--- AIM OF THE TASK ---
Identify all lines in the listing that include the word "Monson", and copy them out.

--- LISTING ---

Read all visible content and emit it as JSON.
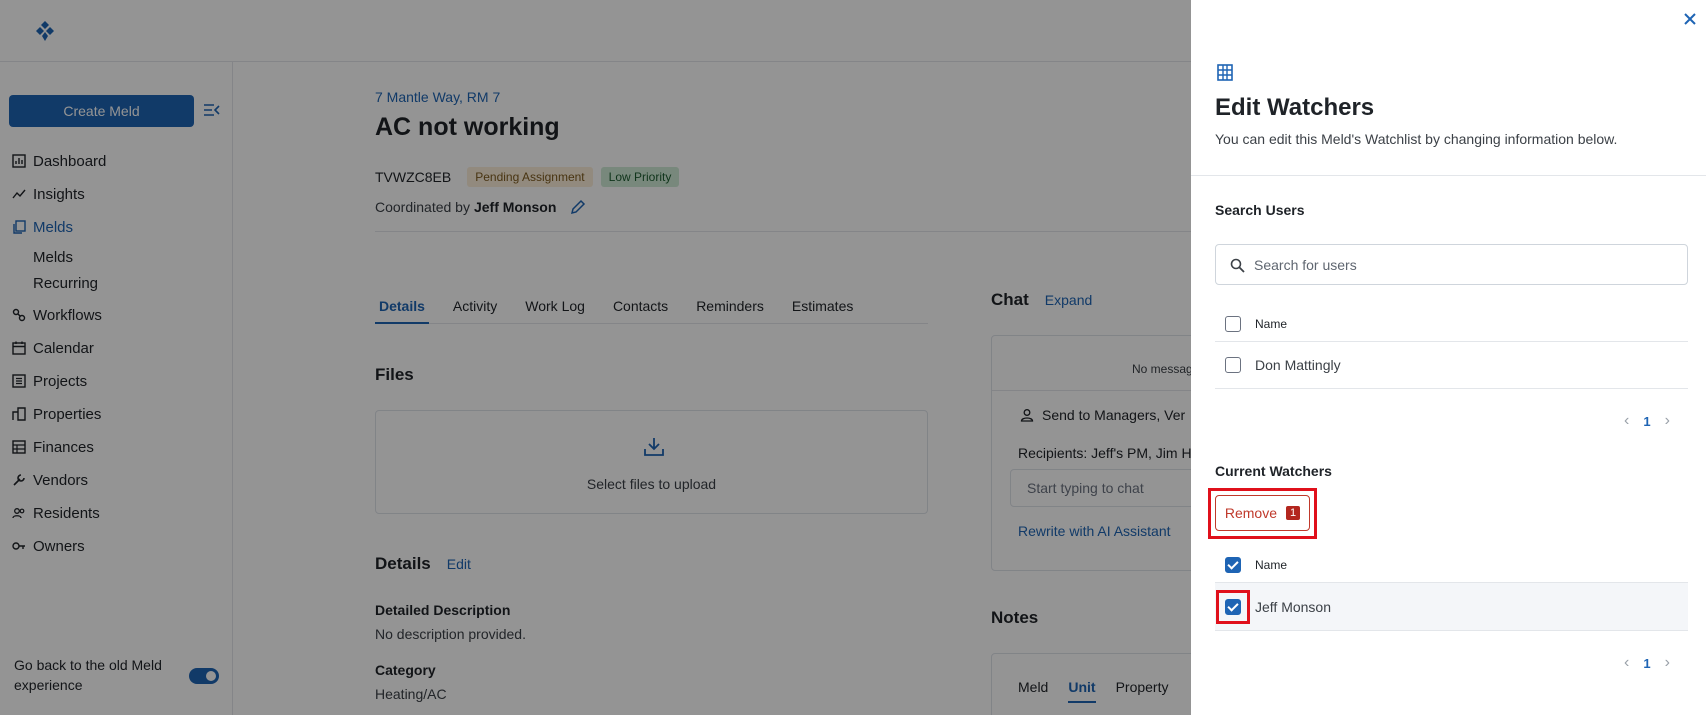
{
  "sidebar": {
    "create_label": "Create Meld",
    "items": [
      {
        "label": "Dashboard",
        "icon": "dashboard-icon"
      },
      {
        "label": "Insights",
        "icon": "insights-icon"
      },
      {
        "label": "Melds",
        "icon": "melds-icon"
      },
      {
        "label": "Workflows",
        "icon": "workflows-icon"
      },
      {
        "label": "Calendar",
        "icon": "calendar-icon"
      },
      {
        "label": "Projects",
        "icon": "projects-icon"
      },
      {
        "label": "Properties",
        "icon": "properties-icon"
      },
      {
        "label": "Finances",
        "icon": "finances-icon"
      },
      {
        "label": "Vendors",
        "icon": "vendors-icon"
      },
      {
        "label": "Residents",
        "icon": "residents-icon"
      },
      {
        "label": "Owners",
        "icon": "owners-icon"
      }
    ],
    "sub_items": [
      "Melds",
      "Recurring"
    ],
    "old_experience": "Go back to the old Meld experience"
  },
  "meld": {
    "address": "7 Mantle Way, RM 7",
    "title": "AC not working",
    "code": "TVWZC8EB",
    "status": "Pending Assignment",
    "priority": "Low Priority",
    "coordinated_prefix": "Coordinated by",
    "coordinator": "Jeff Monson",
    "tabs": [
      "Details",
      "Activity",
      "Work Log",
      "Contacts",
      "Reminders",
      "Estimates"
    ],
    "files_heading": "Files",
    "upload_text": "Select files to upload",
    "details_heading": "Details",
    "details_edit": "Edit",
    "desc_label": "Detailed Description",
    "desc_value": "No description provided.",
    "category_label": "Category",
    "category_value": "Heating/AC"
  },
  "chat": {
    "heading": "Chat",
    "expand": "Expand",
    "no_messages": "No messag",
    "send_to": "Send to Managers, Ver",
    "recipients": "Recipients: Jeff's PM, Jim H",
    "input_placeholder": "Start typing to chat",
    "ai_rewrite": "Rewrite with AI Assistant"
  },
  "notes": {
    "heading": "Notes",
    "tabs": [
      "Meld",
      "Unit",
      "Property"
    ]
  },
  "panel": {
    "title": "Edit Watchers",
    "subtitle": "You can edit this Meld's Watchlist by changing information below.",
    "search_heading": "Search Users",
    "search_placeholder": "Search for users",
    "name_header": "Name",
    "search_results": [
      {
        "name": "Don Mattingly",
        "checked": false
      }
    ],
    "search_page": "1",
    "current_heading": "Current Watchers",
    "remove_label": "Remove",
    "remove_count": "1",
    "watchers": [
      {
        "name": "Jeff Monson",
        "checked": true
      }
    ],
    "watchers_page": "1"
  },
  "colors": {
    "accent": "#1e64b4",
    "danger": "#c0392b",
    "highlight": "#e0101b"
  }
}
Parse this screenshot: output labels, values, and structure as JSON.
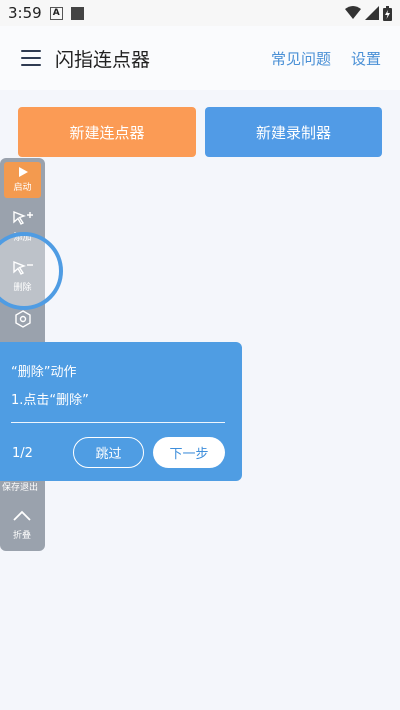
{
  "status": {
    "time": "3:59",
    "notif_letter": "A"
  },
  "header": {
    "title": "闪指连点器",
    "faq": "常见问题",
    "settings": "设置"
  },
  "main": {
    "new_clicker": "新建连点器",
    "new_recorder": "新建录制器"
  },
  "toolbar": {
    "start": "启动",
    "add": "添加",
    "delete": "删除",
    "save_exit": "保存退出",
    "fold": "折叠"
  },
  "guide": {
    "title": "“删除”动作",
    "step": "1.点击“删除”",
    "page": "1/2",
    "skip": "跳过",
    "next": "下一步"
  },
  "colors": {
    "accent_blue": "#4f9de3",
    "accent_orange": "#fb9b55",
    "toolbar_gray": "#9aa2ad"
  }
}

--- RESULT FOR THIS EXERCISE ---
    "coordinator": "Jeff Monson",
        "name": "Jeff Monson",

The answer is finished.